**EXERCISE DESCRIPTION**. Answer with a single number: the count of lines that include the string "start".

(Dataset listings of figures)
··········

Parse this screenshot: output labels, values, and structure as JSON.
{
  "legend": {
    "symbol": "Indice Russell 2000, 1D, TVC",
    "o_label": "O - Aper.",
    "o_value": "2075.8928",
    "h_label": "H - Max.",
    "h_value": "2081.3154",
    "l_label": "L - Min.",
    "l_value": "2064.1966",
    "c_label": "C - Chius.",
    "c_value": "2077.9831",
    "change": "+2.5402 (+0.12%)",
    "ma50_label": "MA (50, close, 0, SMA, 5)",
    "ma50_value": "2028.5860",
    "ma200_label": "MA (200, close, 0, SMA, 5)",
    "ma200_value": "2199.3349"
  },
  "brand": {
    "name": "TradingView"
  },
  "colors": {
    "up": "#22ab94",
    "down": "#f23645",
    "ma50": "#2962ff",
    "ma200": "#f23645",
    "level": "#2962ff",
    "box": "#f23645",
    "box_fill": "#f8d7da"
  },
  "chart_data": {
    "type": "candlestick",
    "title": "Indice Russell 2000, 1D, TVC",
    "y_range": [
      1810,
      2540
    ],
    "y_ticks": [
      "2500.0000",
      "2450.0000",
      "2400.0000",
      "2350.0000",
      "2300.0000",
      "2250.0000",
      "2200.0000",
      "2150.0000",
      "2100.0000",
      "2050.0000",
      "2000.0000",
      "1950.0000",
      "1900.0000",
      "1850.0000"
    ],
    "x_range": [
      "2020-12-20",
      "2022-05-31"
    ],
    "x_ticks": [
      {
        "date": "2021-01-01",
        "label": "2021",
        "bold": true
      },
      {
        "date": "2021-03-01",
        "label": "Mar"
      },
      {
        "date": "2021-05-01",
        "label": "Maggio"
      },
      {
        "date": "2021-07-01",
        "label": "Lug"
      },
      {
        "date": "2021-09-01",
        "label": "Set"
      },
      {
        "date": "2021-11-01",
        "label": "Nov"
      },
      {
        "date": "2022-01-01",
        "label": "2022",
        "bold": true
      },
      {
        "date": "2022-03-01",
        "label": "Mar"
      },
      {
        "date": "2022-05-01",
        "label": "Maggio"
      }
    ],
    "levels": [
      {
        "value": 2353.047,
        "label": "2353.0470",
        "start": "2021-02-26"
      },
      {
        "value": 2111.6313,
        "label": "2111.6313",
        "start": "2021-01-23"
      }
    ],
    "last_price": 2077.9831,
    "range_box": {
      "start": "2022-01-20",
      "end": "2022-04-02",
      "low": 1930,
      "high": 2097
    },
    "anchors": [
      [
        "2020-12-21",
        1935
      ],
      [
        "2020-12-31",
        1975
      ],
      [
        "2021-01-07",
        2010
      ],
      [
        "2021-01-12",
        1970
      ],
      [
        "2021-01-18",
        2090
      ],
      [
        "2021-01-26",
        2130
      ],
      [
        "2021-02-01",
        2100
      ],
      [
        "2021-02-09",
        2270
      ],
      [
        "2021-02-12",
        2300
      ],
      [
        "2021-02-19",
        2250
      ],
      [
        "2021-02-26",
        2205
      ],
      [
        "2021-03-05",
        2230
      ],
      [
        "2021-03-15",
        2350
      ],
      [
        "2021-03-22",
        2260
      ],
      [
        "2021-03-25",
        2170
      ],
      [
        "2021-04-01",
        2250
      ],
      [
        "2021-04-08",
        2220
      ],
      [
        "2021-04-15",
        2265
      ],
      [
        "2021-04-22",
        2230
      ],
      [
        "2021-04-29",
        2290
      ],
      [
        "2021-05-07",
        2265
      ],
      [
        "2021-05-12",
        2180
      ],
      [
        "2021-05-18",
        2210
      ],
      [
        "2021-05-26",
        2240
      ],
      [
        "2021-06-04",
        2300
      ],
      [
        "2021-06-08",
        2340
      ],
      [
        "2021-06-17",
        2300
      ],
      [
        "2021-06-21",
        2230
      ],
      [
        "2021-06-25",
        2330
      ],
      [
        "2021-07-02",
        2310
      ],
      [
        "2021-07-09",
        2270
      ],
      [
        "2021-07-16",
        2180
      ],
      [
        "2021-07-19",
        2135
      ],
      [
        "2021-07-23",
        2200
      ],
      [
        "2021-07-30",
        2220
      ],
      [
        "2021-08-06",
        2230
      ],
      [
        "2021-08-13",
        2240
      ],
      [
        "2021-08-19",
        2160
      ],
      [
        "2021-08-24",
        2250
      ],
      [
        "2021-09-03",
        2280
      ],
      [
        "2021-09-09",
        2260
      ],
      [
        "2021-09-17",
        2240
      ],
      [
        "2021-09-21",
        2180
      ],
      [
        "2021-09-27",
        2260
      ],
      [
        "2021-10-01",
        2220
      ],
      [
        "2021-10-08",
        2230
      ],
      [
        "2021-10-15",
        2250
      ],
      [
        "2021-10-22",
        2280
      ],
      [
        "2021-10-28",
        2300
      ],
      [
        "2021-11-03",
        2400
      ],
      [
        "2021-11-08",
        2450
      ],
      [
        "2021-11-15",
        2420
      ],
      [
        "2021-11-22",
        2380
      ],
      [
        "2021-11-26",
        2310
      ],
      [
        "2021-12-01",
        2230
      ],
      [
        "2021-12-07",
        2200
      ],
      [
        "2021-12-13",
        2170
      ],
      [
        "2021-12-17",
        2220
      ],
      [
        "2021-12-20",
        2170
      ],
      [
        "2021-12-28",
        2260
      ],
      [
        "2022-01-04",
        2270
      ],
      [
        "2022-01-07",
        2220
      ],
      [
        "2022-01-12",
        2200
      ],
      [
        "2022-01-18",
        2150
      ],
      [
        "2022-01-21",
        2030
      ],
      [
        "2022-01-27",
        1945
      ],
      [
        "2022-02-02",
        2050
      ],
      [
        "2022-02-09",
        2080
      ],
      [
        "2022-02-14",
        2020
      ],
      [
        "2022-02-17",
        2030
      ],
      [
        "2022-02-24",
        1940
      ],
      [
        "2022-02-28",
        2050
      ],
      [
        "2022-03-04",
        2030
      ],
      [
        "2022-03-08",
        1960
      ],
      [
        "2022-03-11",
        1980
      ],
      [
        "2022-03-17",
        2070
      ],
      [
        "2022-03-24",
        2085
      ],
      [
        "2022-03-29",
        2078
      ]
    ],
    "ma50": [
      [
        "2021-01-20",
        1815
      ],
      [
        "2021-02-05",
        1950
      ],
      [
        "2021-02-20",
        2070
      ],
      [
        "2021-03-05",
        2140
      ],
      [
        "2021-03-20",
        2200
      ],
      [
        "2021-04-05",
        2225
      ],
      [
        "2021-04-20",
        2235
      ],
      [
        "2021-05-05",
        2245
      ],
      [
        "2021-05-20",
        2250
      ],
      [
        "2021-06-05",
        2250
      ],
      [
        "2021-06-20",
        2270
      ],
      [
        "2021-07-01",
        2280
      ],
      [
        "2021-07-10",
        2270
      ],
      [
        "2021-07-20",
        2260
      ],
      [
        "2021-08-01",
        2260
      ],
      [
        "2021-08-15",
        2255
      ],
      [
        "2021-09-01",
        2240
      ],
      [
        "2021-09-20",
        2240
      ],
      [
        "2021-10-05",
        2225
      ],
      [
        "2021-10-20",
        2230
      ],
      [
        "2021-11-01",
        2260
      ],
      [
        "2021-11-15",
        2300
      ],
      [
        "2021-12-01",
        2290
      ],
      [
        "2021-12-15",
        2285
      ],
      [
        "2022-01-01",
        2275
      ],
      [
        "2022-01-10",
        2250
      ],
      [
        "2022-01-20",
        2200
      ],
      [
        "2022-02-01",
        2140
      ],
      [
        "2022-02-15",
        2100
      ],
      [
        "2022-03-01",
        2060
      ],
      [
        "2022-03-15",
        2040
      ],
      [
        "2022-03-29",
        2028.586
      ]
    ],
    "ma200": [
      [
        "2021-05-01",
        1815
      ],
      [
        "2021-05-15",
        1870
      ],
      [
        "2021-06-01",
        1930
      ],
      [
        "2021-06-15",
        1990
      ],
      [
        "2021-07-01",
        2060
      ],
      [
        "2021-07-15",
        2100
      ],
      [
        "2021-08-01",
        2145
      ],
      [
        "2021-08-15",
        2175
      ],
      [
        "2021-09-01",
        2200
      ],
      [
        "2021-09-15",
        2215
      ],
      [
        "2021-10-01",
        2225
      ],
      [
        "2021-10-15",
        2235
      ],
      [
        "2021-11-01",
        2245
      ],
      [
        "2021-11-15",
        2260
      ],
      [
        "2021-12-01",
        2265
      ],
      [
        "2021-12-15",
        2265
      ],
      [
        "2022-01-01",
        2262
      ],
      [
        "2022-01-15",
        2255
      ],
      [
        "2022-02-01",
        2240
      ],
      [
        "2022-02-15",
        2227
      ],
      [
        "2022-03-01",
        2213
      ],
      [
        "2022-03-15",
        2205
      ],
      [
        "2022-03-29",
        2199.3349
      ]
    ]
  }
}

··········

**RESPONSE TO THE TASK**. 3